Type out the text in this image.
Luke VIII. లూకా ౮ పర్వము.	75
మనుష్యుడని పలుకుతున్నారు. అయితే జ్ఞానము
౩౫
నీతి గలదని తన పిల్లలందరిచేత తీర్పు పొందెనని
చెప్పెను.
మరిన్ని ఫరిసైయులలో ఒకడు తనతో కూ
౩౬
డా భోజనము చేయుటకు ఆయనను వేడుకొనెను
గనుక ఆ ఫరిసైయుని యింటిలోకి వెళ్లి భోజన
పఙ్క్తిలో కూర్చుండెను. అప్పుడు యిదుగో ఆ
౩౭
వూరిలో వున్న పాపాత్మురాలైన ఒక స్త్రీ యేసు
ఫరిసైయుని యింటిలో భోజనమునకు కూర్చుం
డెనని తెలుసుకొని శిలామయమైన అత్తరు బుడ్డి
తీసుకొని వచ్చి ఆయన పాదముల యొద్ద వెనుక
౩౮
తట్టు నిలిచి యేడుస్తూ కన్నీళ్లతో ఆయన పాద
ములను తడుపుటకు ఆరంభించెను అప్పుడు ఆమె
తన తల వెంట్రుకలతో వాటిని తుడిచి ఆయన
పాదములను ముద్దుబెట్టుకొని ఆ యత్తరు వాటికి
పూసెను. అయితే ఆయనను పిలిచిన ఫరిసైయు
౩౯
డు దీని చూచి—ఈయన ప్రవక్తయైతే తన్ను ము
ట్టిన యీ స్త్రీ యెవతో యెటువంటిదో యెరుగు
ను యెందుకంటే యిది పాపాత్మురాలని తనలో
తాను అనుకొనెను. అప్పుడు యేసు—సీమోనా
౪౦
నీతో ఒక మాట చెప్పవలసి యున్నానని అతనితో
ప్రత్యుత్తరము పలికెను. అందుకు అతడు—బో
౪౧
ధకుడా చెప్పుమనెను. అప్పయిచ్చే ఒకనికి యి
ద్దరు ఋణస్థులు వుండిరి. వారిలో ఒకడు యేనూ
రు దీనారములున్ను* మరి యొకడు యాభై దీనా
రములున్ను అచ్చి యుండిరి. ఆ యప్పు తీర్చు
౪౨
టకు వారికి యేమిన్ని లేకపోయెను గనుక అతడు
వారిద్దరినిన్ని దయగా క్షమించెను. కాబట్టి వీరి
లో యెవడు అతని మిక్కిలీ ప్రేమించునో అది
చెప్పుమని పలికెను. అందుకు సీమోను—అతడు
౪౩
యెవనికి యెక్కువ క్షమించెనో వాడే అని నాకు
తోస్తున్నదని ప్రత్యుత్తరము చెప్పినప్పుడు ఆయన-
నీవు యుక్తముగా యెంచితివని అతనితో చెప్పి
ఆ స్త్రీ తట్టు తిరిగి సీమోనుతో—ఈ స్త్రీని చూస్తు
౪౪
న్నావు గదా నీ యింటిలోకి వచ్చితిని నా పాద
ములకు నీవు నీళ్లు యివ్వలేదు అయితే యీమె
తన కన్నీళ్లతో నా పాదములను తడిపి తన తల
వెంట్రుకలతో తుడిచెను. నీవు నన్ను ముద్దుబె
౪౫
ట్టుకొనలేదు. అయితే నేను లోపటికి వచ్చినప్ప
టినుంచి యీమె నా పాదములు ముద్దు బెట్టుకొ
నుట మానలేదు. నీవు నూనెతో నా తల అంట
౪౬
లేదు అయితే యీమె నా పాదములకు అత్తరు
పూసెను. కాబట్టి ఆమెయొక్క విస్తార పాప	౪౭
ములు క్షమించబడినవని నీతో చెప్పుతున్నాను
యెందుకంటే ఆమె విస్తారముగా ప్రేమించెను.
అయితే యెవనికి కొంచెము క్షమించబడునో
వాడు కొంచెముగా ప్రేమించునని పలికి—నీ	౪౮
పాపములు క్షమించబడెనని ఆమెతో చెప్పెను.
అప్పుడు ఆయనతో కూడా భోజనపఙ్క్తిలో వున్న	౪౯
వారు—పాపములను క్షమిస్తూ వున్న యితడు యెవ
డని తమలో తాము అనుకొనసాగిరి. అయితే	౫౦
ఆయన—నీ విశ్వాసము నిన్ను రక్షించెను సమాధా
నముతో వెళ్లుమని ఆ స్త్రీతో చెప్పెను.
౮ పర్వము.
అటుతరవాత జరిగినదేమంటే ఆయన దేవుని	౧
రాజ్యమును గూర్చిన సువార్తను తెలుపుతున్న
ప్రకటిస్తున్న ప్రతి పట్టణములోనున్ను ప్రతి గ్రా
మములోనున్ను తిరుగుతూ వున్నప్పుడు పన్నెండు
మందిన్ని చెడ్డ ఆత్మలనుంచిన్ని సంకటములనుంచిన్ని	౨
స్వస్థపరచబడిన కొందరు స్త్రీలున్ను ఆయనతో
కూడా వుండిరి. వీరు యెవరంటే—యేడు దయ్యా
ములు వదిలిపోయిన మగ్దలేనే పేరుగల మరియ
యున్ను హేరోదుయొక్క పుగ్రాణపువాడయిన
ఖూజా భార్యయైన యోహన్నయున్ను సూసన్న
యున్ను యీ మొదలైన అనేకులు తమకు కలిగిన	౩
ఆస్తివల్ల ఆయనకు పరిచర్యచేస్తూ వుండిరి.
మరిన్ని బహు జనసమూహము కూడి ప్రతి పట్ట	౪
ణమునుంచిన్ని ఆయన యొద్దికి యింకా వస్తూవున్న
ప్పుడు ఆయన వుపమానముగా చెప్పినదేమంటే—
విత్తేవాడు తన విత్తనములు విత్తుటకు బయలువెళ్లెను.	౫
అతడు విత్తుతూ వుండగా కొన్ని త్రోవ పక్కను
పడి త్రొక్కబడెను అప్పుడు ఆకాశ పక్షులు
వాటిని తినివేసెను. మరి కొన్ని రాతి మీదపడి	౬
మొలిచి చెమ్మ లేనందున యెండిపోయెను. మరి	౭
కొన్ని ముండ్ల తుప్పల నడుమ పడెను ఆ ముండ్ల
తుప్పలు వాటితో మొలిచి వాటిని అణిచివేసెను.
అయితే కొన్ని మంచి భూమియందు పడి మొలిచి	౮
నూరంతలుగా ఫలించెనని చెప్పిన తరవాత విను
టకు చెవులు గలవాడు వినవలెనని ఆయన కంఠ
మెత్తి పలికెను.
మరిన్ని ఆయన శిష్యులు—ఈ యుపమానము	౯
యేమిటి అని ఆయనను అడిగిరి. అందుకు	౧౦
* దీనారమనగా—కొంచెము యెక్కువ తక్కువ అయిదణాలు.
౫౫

^^^^

→ **Direction**: Where does the word "ఆయనత" appear? Return each line that holds it.

→ **Expected output**:
అప్పుడు ఆయనతో కూడా భోజనపఙ్క్తిలో వున్న	౪౯
స్వస్థపరచబడిన కొందరు స్త్రీలున్ను ఆయనతో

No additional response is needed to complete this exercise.